• Consigne 1
Dans le texte fourni, reformulez plus brièvement, sous forme de liste, le paragraphe qui commence par « J'ai aussi la jeunesse et la vie associative » en gardant ses faits principaux.
• Consigne 2
Relevez toutes les actions que la personne interrogée annonce pour l'avenir dans le texte fourni avec les formules « nous allons » ou « on va ».
• Consigne 3
D'après le texte fourni, à quelle date et en quel lieu le Premier ministre a-t-il évoqué la réforme du baccalauréat ?

• Texte fourni
——————————

Au lieu de ça, on a embêté des familles. Vous avez des écoles qui ne terminaient pas à la même heure tous les soirs, et cetera, donc on a crée des situations totalement hétérogènes et inégalitaires. Donc nous allons désormais vers plus d'égalité parce qu'on fait des choses qui sont plus pragmatiques, qui correspondent au bon sens local. Et en plus parce qu'on s'intéresse évidemment aux plus fragiles et donc on va aider les communes à définir leurs activités périscolaires et à les aider.
J'ai aussi la jeunesse et la vie associative dans mes compétences. Nous allons avoir des plans pour aider à la qualité du périscolaire. On s'est contenté des apparences dans le passé ; nous, nous allons véritablement dans un contenu pédagogique et dans un contenu périscolaire concret et efficace. [ ]
JEAN-MICHEL APHATIE
Beaucoup de dossiers évidemment dans votre ministère et alors ce vieux serpent de mer : la réforme du baccalauréat. Le Premier ministre l'a évoquée lors de son discours de politique générale, c'était le 4 juillet à l'Assemblée nationale.

——————————

• Données fournies
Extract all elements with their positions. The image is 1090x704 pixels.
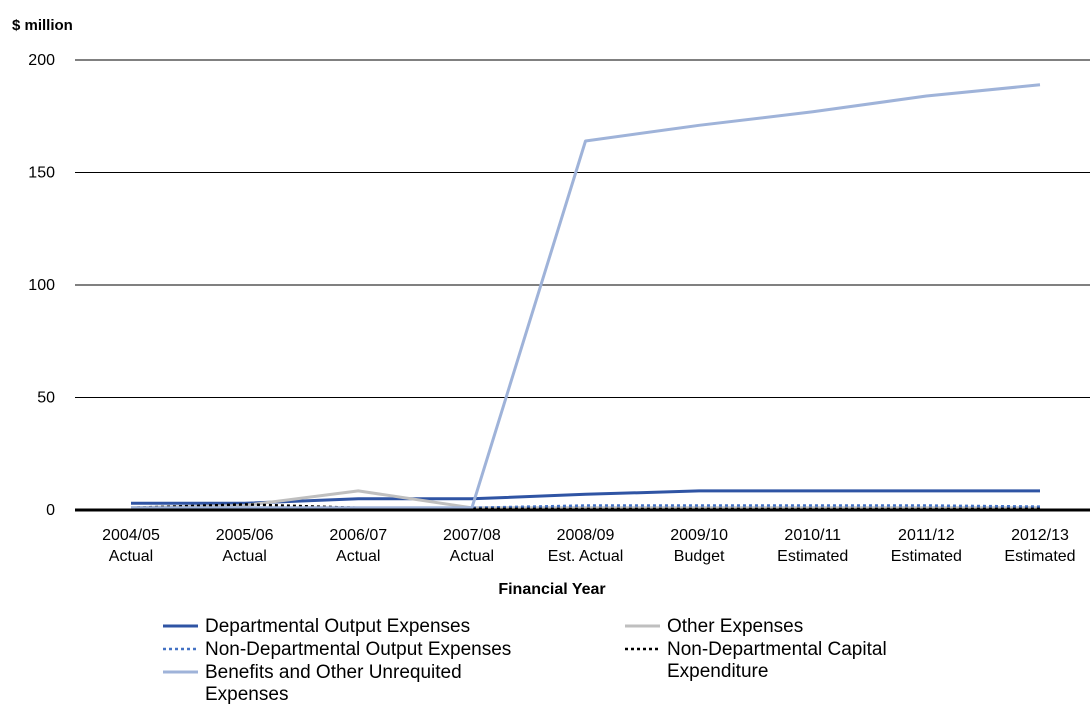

——————————

• Réponse 1
- Les compétences de la personne qui parle incluent aussi la jeunesse et la vie associative.
- Des plans sont prévus pour aider à la qualité du périscolaire.
- Par le passé, on s'est contenté des apparences.
- Désormais, l'objectif est un contenu pédagogique et périscolaire concret et efficace.

• Réponse 2
- Aller désormais vers plus d'égalité
- Aider les communes à définir leurs activités périscolaires et les aider
- Avoir des plans pour aider à la qualité du périscolaire
- Aller véritablement dans un contenu pédagogique et dans un contenu périscolaire concret et efficace

• Réponse 3
Le 4 juillet, à l'Assemblée nationale, lors de son discours de politique générale.